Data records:
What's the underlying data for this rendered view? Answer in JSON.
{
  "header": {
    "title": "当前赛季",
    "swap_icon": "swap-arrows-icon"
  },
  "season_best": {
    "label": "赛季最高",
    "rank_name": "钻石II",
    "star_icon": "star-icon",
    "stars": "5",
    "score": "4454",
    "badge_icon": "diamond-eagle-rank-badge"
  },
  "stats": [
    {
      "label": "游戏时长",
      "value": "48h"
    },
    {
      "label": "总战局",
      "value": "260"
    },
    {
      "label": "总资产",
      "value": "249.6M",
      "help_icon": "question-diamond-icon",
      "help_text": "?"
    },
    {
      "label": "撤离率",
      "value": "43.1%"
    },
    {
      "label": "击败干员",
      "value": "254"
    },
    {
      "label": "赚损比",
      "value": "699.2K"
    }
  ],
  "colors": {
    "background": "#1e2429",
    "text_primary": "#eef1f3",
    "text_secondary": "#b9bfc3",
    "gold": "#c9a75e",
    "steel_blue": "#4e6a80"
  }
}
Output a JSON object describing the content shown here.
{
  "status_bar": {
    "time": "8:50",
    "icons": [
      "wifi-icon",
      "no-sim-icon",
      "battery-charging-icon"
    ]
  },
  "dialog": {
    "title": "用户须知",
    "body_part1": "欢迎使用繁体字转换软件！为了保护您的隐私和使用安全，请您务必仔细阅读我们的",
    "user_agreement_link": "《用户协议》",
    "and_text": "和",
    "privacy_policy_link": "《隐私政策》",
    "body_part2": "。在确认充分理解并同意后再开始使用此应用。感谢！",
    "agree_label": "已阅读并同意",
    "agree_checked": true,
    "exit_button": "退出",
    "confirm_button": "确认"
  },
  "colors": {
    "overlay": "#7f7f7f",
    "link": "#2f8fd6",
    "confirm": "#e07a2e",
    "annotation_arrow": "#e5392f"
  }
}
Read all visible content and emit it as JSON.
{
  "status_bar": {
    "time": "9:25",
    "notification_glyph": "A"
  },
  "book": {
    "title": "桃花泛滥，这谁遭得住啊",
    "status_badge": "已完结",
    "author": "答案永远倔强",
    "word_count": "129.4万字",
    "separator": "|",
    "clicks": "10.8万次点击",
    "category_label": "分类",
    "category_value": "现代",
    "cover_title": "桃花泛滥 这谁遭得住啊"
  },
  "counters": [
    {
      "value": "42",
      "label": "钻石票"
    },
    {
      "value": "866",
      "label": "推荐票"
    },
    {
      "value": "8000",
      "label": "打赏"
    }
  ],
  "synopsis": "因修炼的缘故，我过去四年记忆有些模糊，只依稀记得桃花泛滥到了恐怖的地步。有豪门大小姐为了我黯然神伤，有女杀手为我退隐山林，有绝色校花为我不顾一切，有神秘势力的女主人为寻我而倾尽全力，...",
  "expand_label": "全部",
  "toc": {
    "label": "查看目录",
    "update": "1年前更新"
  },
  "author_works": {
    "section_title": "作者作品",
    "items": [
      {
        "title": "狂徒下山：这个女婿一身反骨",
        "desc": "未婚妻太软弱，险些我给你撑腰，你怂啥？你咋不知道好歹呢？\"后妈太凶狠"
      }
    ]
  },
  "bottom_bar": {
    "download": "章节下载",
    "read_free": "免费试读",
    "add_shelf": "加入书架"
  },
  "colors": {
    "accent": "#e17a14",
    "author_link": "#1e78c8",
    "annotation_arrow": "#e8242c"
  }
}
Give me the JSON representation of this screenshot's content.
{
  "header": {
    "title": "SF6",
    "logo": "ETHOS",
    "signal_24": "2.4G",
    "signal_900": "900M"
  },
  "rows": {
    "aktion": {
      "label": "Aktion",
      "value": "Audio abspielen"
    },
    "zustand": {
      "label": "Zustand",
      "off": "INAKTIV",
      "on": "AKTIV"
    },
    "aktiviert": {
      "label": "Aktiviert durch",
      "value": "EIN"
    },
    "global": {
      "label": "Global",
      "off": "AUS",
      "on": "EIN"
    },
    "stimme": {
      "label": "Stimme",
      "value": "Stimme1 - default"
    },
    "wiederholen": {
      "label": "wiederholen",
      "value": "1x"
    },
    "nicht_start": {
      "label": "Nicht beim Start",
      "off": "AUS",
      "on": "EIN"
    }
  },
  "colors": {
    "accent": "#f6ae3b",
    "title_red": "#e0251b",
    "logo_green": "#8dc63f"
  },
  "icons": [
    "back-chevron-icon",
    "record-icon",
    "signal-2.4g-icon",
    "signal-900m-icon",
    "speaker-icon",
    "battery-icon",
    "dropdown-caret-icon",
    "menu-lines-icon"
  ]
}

REQUIREMENTS:
Copy exactly the lines above, from the one containing "Give me the" through the very last line.

PROBLEM SOLUTION:
Give me the JSON representation of this screenshot's content.
{
  "header": {
    "title": "SF6",
    "logo": "ETHOS",
    "signal_24": "2.4G",
    "signal_900": "900M"
  },
  "rows": {
    "aktion": {
      "label": "Aktion",
      "value": "Audio abspielen"
    },
    "zustand": {
      "label": "Zustand",
      "off": "INAKTIV",
      "on": "AKTIV"
    },
    "aktiviert": {
      "label": "Aktiviert durch",
      "value": "EIN"
    },
    "global": {
      "label": "Global",
      "off": "AUS",
      "on": "EIN"
    },
    "stimme": {
      "label": "Stimme",
      "value": "Stimme1 - default"
    },
    "wiederholen": {
      "label": "wiederholen",
      "value": "1x"
    },
    "nicht_start": {
      "label": "Nicht beim Start",
      "off": "AUS",
      "on": "EIN"
    }
  },
  "colors": {
    "accent": "#f6ae3b",
    "title_red": "#e0251b",
    "logo_green": "#8dc63f"
  },
  "icons": [
    "back-chevron-icon",
    "record-icon",
    "signal-2.4g-icon",
    "signal-900m-icon",
    "speaker-icon",
    "battery-icon",
    "dropdown-caret-icon",
    "menu-lines-icon"
  ]
}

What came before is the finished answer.